Collected data:
— BEGIN —

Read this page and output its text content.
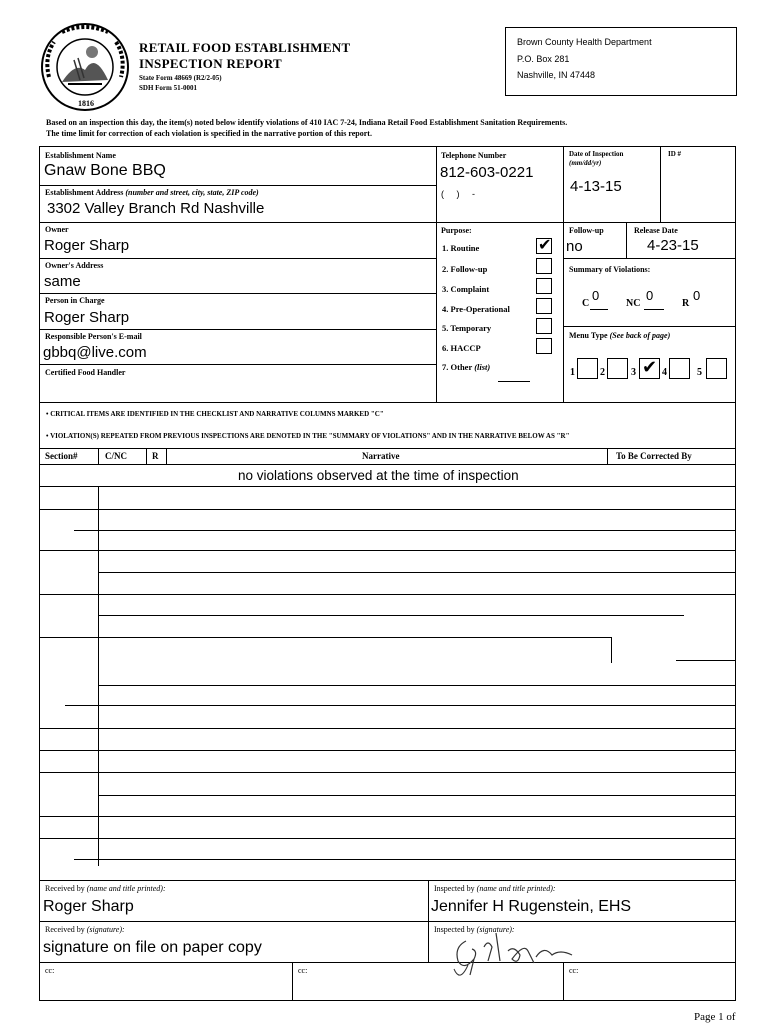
1816
RETAIL FOOD ESTABLISHMENT
INSPECTION REPORT
State Form 48669 (R2/2-05)
SDH Form 51-0001
Brown County Health Department
P.O. Box 281
Nashville, IN 47448
Based on an inspection this day, the item(s) noted below identify violations of 410 IAC 7-24, Indiana Retail Food Establishment Sanitation Requirements.
The time limit for correction of each violation is specified in the narrative portion of this report.
Establishment Name
Gnaw Bone BBQ
Establishment Address (number and street, city, state, ZIP code)
3302 Valley Branch Rd Nashville
Telephone Number
812-603-0221
(     )     -
Date of Inspection
(mm/dd/yr)
4-13-15
ID #
Owner
Roger Sharp
Purpose:
1. Routine
2. Follow-up
3. Complaint
4. Pre-Operational
5. Temporary
6. HACCP
7. Other (list)
✔
Follow-up
no
Release Date
4-23-15
Owner's Address
same
Summary of Violations:
C
0
NC
0
R
0
Person in Charge
Roger Sharp
Menu Type (See back of page)
1	2	3 ✔ 4	5
Responsible Person's E-mail
gbbq@live.com
Certified Food Handler
• CRITICAL ITEMS ARE IDENTIFIED IN THE CHECKLIST AND NARRATIVE COLUMNS MARKED "C"
• VIOLATION(S) REPEATED FROM PREVIOUS INSPECTIONS ARE DENOTED IN THE "SUMMARY OF VIOLATIONS" AND IN THE NARRATIVE BELOW AS "R"
Section#	C/NC	R	Narrative	To Be Corrected By
no violations observed at the time of inspection
Received by (name and title printed):
Roger Sharp
Inspected by (name and title printed):
Jennifer H Rugenstein, EHS
Received by (signature):
signature on file on paper copy
Inspected by (signature):
cc:	cc:	cc:
Page 1 of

— END —

• Work required: Print the records word for word and exclude any picture they hold.

• Solution:
Read this page and output its text content.
1816
RETAIL FOOD ESTABLISHMENT
INSPECTION REPORT
State Form 48669 (R2/2-05)
SDH Form 51-0001
Brown County Health Department
P.O. Box 281
Nashville, IN 47448
Based on an inspection this day, the item(s) noted below identify violations of 410 IAC 7-24, Indiana Retail Food Establishment Sanitation Requirements.
The time limit for correction of each violation is specified in the narrative portion of this report.
Establishment Name
Gnaw Bone BBQ
Establishment Address (number and street, city, state, ZIP code)
3302 Valley Branch Rd Nashville
Telephone Number
812-603-0221
(     )     -
Date of Inspection
(mm/dd/yr)
4-13-15
ID #
Owner
Roger Sharp
Purpose:
1. Routine
2. Follow-up
3. Complaint
4. Pre-Operational
5. Temporary
6. HACCP
7. Other (list)
✔
Follow-up
no
Release Date
4-23-15
Owner's Address
same
Summary of Violations:
C
0
NC
0
R
0
Person in Charge
Roger Sharp
Menu Type (See back of page)
1	2	3 ✔ 4	5
Responsible Person's E-mail
gbbq@live.com
Certified Food Handler
• CRITICAL ITEMS ARE IDENTIFIED IN THE CHECKLIST AND NARRATIVE COLUMNS MARKED "C"
• VIOLATION(S) REPEATED FROM PREVIOUS INSPECTIONS ARE DENOTED IN THE "SUMMARY OF VIOLATIONS" AND IN THE NARRATIVE BELOW AS "R"
Section#	C/NC	R	Narrative	To Be Corrected By
no violations observed at the time of inspection
Received by (name and title printed):
Roger Sharp
Inspected by (name and title printed):
Jennifer H Rugenstein, EHS
Received by (signature):
signature on file on paper copy
Inspected by (signature):
cc:	cc:	cc:
Page 1 of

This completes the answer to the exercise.